Materials provided:
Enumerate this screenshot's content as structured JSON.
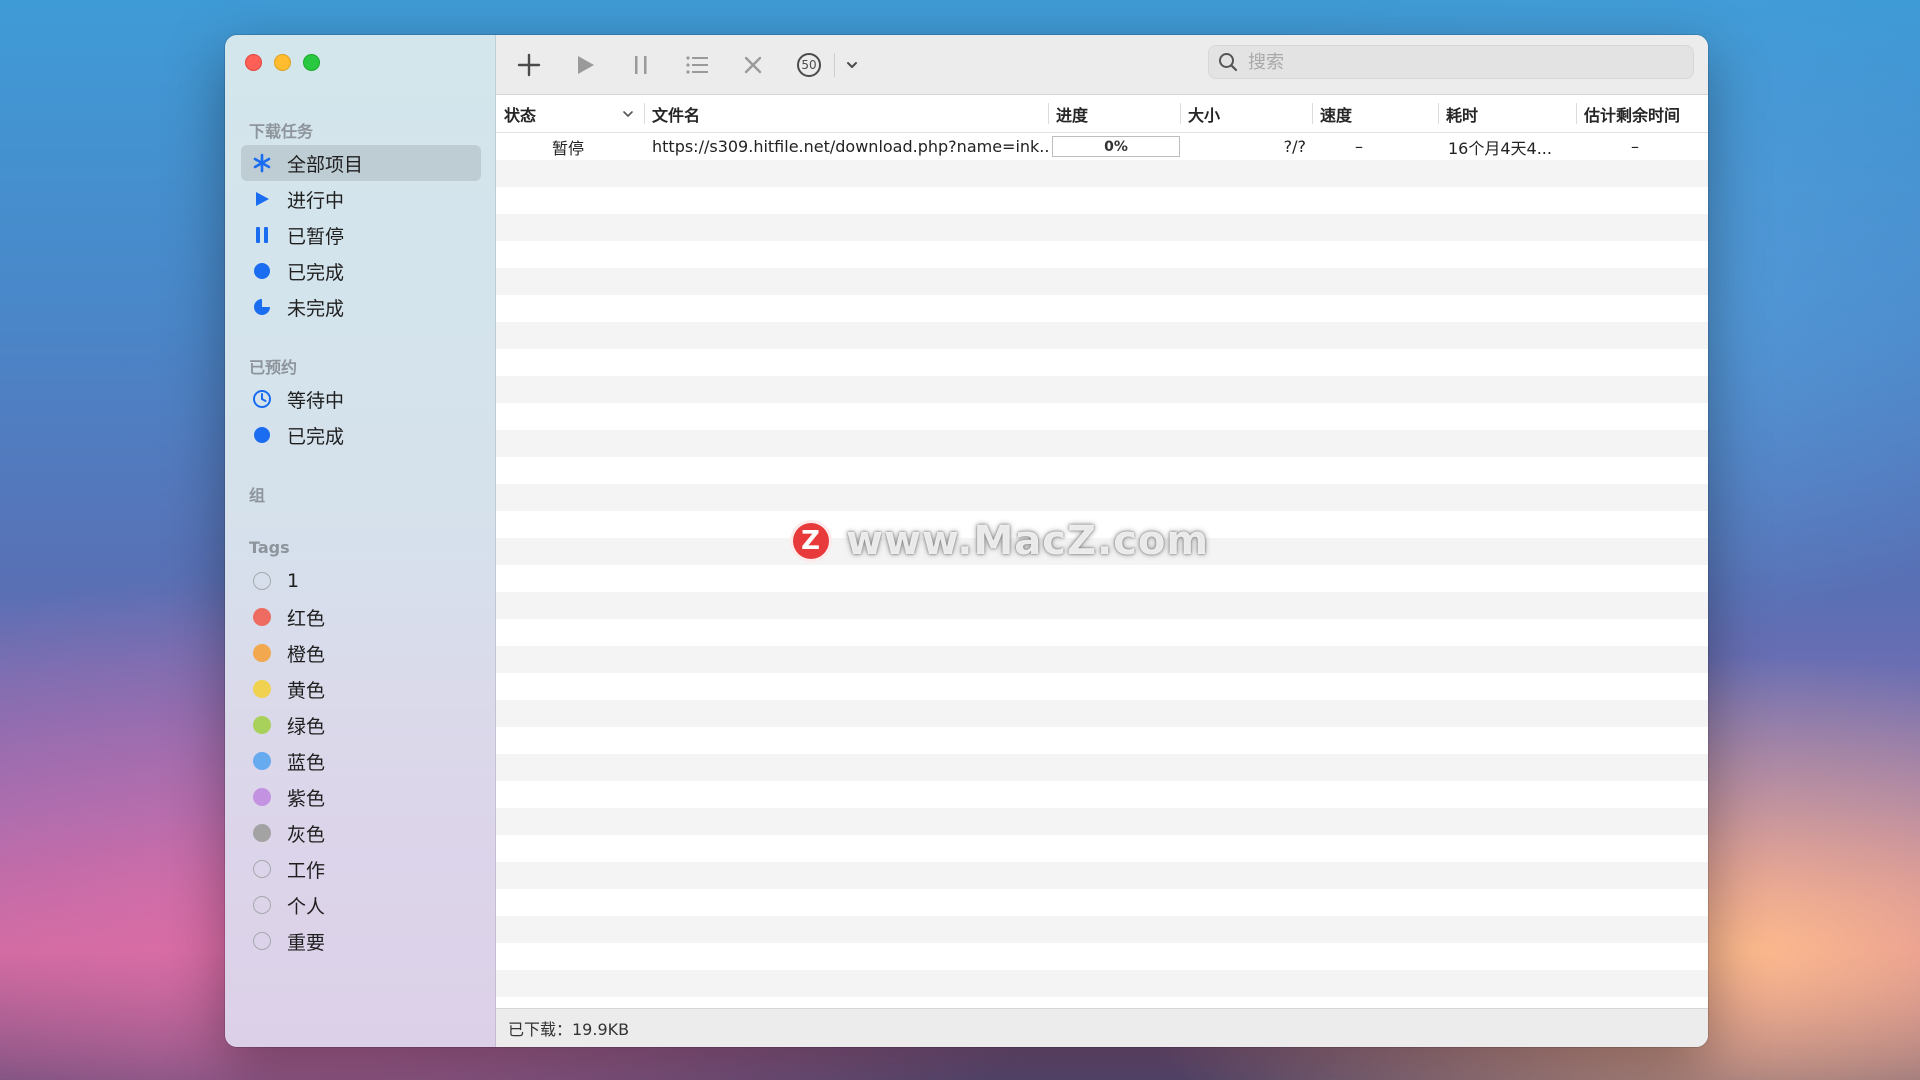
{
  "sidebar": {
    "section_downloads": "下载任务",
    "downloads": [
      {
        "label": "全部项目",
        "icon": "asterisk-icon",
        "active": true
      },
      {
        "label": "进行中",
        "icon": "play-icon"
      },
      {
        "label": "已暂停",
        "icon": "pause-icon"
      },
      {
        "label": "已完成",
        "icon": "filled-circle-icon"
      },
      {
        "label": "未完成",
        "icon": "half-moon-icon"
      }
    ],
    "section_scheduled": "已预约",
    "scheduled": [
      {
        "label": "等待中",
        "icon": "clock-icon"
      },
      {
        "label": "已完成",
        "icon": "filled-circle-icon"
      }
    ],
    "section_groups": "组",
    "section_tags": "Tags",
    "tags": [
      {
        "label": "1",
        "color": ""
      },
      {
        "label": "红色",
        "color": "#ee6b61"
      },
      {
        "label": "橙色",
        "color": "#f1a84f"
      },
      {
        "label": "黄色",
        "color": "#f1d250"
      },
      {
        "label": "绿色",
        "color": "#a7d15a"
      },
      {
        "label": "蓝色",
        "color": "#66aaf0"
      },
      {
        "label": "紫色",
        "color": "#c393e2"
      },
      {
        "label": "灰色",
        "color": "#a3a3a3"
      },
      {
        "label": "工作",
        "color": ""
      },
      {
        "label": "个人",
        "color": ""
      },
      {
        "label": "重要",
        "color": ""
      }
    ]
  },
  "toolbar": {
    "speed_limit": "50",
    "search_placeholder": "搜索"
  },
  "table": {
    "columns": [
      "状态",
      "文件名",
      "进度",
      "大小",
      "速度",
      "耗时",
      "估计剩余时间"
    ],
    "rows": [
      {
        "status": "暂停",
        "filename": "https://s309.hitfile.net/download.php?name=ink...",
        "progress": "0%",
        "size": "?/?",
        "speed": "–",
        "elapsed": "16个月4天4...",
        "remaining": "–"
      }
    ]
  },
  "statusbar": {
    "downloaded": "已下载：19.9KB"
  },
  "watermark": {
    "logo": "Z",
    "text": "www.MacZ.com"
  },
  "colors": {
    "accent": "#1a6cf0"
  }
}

Required task:
Repeat the material verbatim. Do not carry over any picture.

Result for this task:
Enumerate this screenshot's content as structured JSON.
{
  "sidebar": {
    "section_downloads": "下载任务",
    "downloads": [
      {
        "label": "全部项目",
        "icon": "asterisk-icon",
        "active": true
      },
      {
        "label": "进行中",
        "icon": "play-icon"
      },
      {
        "label": "已暂停",
        "icon": "pause-icon"
      },
      {
        "label": "已完成",
        "icon": "filled-circle-icon"
      },
      {
        "label": "未完成",
        "icon": "half-moon-icon"
      }
    ],
    "section_scheduled": "已预约",
    "scheduled": [
      {
        "label": "等待中",
        "icon": "clock-icon"
      },
      {
        "label": "已完成",
        "icon": "filled-circle-icon"
      }
    ],
    "section_groups": "组",
    "section_tags": "Tags",
    "tags": [
      {
        "label": "1",
        "color": ""
      },
      {
        "label": "红色",
        "color": "#ee6b61"
      },
      {
        "label": "橙色",
        "color": "#f1a84f"
      },
      {
        "label": "黄色",
        "color": "#f1d250"
      },
      {
        "label": "绿色",
        "color": "#a7d15a"
      },
      {
        "label": "蓝色",
        "color": "#66aaf0"
      },
      {
        "label": "紫色",
        "color": "#c393e2"
      },
      {
        "label": "灰色",
        "color": "#a3a3a3"
      },
      {
        "label": "工作",
        "color": ""
      },
      {
        "label": "个人",
        "color": ""
      },
      {
        "label": "重要",
        "color": ""
      }
    ]
  },
  "toolbar": {
    "speed_limit": "50",
    "search_placeholder": "搜索"
  },
  "table": {
    "columns": [
      "状态",
      "文件名",
      "进度",
      "大小",
      "速度",
      "耗时",
      "估计剩余时间"
    ],
    "rows": [
      {
        "status": "暂停",
        "filename": "https://s309.hitfile.net/download.php?name=ink...",
        "progress": "0%",
        "size": "?/?",
        "speed": "–",
        "elapsed": "16个月4天4...",
        "remaining": "–"
      }
    ]
  },
  "statusbar": {
    "downloaded": "已下载：19.9KB"
  },
  "watermark": {
    "logo": "Z",
    "text": "www.MacZ.com"
  },
  "colors": {
    "accent": "#1a6cf0"
  }
}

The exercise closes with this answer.